**DIRECTION**
Transcribe each line exactly.

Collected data
* begin *
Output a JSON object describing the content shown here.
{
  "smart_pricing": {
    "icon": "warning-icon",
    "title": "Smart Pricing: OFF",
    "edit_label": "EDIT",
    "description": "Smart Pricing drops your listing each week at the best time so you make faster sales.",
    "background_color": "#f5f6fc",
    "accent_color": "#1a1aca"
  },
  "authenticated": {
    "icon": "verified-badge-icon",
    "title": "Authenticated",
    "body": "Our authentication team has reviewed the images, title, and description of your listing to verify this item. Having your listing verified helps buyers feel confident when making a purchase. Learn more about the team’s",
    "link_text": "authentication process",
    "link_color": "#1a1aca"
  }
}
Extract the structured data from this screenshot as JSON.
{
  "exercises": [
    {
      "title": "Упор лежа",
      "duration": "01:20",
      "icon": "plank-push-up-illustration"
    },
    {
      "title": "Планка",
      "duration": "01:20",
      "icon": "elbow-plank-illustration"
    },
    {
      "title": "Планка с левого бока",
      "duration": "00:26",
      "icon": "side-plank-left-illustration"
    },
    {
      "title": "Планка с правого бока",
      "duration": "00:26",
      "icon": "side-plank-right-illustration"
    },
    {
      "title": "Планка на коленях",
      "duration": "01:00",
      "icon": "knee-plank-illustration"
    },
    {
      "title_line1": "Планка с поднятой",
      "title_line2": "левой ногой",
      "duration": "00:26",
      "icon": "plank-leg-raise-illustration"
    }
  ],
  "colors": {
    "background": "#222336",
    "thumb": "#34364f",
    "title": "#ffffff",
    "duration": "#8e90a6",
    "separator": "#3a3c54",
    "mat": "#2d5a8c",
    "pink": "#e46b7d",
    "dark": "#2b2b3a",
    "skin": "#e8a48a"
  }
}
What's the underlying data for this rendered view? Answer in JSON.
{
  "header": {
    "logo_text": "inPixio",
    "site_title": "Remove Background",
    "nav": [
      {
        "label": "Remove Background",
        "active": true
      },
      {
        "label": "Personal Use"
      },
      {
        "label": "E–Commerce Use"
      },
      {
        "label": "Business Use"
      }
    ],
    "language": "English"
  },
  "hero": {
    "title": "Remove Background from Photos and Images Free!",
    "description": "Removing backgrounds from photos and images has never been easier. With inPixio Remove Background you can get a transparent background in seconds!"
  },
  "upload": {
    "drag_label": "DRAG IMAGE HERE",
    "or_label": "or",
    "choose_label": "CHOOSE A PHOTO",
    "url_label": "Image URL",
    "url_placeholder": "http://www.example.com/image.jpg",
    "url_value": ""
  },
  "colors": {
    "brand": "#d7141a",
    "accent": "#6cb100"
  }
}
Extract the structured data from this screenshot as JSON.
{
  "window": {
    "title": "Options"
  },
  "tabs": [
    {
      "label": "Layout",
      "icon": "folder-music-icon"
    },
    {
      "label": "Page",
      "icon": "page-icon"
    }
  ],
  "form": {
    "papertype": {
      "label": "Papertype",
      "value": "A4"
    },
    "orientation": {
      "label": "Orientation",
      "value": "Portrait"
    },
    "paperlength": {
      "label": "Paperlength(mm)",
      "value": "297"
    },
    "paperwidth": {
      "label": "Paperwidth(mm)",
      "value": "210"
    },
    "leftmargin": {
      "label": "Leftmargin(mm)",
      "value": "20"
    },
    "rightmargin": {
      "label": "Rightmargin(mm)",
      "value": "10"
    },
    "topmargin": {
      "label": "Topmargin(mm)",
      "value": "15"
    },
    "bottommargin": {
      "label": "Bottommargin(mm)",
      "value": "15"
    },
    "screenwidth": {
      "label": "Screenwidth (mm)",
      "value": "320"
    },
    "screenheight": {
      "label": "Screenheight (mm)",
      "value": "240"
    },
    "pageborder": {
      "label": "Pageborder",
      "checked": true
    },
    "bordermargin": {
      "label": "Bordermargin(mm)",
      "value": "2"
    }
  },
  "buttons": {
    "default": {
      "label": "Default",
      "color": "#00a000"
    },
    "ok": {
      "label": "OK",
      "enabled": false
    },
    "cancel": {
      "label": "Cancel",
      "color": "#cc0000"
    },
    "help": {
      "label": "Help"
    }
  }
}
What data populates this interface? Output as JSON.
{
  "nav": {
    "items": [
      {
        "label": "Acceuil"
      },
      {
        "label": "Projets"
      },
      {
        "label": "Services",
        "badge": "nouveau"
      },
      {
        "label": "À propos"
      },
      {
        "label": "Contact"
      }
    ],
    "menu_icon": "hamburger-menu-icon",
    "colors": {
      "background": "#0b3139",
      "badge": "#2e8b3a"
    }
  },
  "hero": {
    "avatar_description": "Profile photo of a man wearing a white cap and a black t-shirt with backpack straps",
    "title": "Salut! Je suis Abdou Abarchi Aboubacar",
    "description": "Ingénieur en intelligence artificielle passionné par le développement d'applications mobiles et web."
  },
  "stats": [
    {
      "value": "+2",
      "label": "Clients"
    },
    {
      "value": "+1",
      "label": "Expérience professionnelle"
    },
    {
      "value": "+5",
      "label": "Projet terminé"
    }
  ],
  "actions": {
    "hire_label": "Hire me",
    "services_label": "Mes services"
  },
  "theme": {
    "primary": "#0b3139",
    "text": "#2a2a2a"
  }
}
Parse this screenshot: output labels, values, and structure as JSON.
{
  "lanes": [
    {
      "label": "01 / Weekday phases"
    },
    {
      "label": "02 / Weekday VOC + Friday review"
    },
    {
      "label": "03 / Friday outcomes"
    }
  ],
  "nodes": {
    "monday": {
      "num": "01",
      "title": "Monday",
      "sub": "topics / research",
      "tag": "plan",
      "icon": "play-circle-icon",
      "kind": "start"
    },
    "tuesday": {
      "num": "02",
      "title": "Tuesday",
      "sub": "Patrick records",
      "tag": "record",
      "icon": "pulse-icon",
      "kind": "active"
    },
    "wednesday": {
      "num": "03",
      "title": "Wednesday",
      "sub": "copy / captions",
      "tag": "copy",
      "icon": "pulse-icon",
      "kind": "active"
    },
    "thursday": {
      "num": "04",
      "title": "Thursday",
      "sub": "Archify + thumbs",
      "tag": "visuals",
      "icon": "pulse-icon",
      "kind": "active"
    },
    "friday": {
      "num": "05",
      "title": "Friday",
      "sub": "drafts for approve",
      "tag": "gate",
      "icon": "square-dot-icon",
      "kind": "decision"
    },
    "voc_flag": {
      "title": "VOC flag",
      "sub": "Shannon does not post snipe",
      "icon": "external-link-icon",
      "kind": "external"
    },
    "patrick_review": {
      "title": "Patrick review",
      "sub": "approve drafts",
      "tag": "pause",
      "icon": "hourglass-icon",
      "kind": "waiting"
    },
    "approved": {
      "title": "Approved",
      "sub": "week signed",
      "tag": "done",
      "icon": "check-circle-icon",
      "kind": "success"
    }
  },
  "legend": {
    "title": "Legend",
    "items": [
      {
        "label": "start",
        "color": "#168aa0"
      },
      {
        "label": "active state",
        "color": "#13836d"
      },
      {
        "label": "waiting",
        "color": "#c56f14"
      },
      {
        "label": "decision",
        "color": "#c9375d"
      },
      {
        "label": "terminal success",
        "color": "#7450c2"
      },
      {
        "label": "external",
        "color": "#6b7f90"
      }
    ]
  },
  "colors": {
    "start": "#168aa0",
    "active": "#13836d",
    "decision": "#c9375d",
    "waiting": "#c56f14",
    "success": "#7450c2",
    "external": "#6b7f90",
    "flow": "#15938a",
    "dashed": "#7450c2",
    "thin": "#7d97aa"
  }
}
* end *
**THE SOLUTION**
Output a JSON object describing the content shown here.
{
  "smart_pricing": {
    "icon": "warning-icon",
    "title": "Smart Pricing: OFF",
    "edit_label": "EDIT",
    "description": "Smart Pricing drops your listing each week at the best time so you make faster sales.",
    "background_color": "#f5f6fc",
    "accent_color": "#1a1aca"
  },
  "authenticated": {
    "icon": "verified-badge-icon",
    "title": "Authenticated",
    "body": "Our authentication team has reviewed the images, title, and description of your listing to verify this item. Having your listing verified helps buyers feel confident when making a purchase. Learn more about the team’s",
    "link_text": "authentication process",
    "link_color": "#1a1aca"
  }
}
Extract the structured data from this screenshot as JSON.
{
  "exercises": [
    {
      "title": "Упор лежа",
      "duration": "01:20",
      "icon": "plank-push-up-illustration"
    },
    {
      "title": "Планка",
      "duration": "01:20",
      "icon": "elbow-plank-illustration"
    },
    {
      "title": "Планка с левого бока",
      "duration": "00:26",
      "icon": "side-plank-left-illustration"
    },
    {
      "title": "Планка с правого бока",
      "duration": "00:26",
      "icon": "side-plank-right-illustration"
    },
    {
      "title": "Планка на коленях",
      "duration": "01:00",
      "icon": "knee-plank-illustration"
    },
    {
      "title_line1": "Планка с поднятой",
      "title_line2": "левой ногой",
      "duration": "00:26",
      "icon": "plank-leg-raise-illustration"
    }
  ],
  "colors": {
    "background": "#222336",
    "thumb": "#34364f",
    "title": "#ffffff",
    "duration": "#8e90a6",
    "separator": "#3a3c54",
    "mat": "#2d5a8c",
    "pink": "#e46b7d",
    "dark": "#2b2b3a",
    "skin": "#e8a48a"
  }
}
What's the underlying data for this rendered view? Answer in JSON.
{
  "header": {
    "logo_text": "inPixio",
    "site_title": "Remove Background",
    "nav": [
      {
        "label": "Remove Background",
        "active": true
      },
      {
        "label": "Personal Use"
      },
      {
        "label": "E–Commerce Use"
      },
      {
        "label": "Business Use"
      }
    ],
    "language": "English"
  },
  "hero": {
    "title": "Remove Background from Photos and Images Free!",
    "description": "Removing backgrounds from photos and images has never been easier. With inPixio Remove Background you can get a transparent background in seconds!"
  },
  "upload": {
    "drag_label": "DRAG IMAGE HERE",
    "or_label": "or",
    "choose_label": "CHOOSE A PHOTO",
    "url_label": "Image URL",
    "url_placeholder": "http://www.example.com/image.jpg",
    "url_value": ""
  },
  "colors": {
    "brand": "#d7141a",
    "accent": "#6cb100"
  }
}
Extract the structured data from this screenshot as JSON.
{
  "window": {
    "title": "Options"
  },
  "tabs": [
    {
      "label": "Layout",
      "icon": "folder-music-icon"
    },
    {
      "label": "Page",
      "icon": "page-icon"
    }
  ],
  "form": {
    "papertype": {
      "label": "Papertype",
      "value": "A4"
    },
    "orientation": {
      "label": "Orientation",
      "value": "Portrait"
    },
    "paperlength": {
      "label": "Paperlength(mm)",
      "value": "297"
    },
    "paperwidth": {
      "label": "Paperwidth(mm)",
      "value": "210"
    },
    "leftmargin": {
      "label": "Leftmargin(mm)",
      "value": "20"
    },
    "rightmargin": {
      "label": "Rightmargin(mm)",
      "value": "10"
    },
    "topmargin": {
      "label": "Topmargin(mm)",
      "value": "15"
    },
    "bottommargin": {
      "label": "Bottommargin(mm)",
      "value": "15"
    },
    "screenwidth": {
      "label": "Screenwidth (mm)",
      "value": "320"
    },
    "screenheight": {
      "label": "Screenheight (mm)",
      "value": "240"
    },
    "pageborder": {
      "label": "Pageborder",
      "checked": true
    },
    "bordermargin": {
      "label": "Bordermargin(mm)",
      "value": "2"
    }
  },
  "buttons": {
    "default": {
      "label": "Default",
      "color": "#00a000"
    },
    "ok": {
      "label": "OK",
      "enabled": false
    },
    "cancel": {
      "label": "Cancel",
      "color": "#cc0000"
    },
    "help": {
      "label": "Help"
    }
  }
}
What data populates this interface? Output as JSON.
{
  "nav": {
    "items": [
      {
        "label": "Acceuil"
      },
      {
        "label": "Projets"
      },
      {
        "label": "Services",
        "badge": "nouveau"
      },
      {
        "label": "À propos"
      },
      {
        "label": "Contact"
      }
    ],
    "menu_icon": "hamburger-menu-icon",
    "colors": {
      "background": "#0b3139",
      "badge": "#2e8b3a"
    }
  },
  "hero": {
    "avatar_description": "Profile photo of a man wearing a white cap and a black t-shirt with backpack straps",
    "title": "Salut! Je suis Abdou Abarchi Aboubacar",
    "description": "Ingénieur en intelligence artificielle passionné par le développement d'applications mobiles et web."
  },
  "stats": [
    {
      "value": "+2",
      "label": "Clients"
    },
    {
      "value": "+1",
      "label": "Expérience professionnelle"
    },
    {
      "value": "+5",
      "label": "Projet terminé"
    }
  ],
  "actions": {
    "hire_label": "Hire me",
    "services_label": "Mes services"
  },
  "theme": {
    "primary": "#0b3139",
    "text": "#2a2a2a"
  }
}
Parse this screenshot: output labels, values, and structure as JSON.
{
  "lanes": [
    {
      "label": "01 / Weekday phases"
    },
    {
      "label": "02 / Weekday VOC + Friday review"
    },
    {
      "label": "03 / Friday outcomes"
    }
  ],
  "nodes": {
    "monday": {
      "num": "01",
      "title": "Monday",
      "sub": "topics / research",
      "tag": "plan",
      "icon": "play-circle-icon",
      "kind": "start"
    },
    "tuesday": {
      "num": "02",
      "title": "Tuesday",
      "sub": "Patrick records",
      "tag": "record",
      "icon": "pulse-icon",
      "kind": "active"
    },
    "wednesday": {
      "num": "03",
      "title": "Wednesday",
      "sub": "copy / captions",
      "tag": "copy",
      "icon": "pulse-icon",
      "kind": "active"
    },
    "thursday": {
      "num": "04",
      "title": "Thursday",
      "sub": "Archify + thumbs",
      "tag": "visuals",
      "icon": "pulse-icon",
      "kind": "active"
    },
    "friday": {
      "num": "05",
      "title": "Friday",
      "sub": "drafts for approve",
      "tag": "gate",
      "icon": "square-dot-icon",
      "kind": "decision"
    },
    "voc_flag": {
      "title": "VOC flag",
      "sub": "Shannon does not post snipe",
      "icon": "external-link-icon",
      "kind": "external"
    },
    "patrick_review": {
      "title": "Patrick review",
      "sub": "approve drafts",
      "tag": "pause",
      "icon": "hourglass-icon",
      "kind": "waiting"
    },
    "approved": {
      "title": "Approved",
      "sub": "week signed",
      "tag": "done",
      "icon": "check-circle-icon",
      "kind": "success"
    }
  },
  "legend": {
    "title": "Legend",
    "items": [
      {
        "label": "start",
        "color": "#168aa0"
      },
      {
        "label": "active state",
        "color": "#13836d"
      },
      {
        "label": "waiting",
        "color": "#c56f14"
      },
      {
        "label": "decision",
        "color": "#c9375d"
      },
      {
        "label": "terminal success",
        "color": "#7450c2"
      },
      {
        "label": "external",
        "color": "#6b7f90"
      }
    ]
  },
  "colors": {
    "start": "#168aa0",
    "active": "#13836d",
    "decision": "#c9375d",
    "waiting": "#c56f14",
    "success": "#7450c2",
    "external": "#6b7f90",
    "flow": "#15938a",
    "dashed": "#7450c2",
    "thin": "#7d97aa"
  }
}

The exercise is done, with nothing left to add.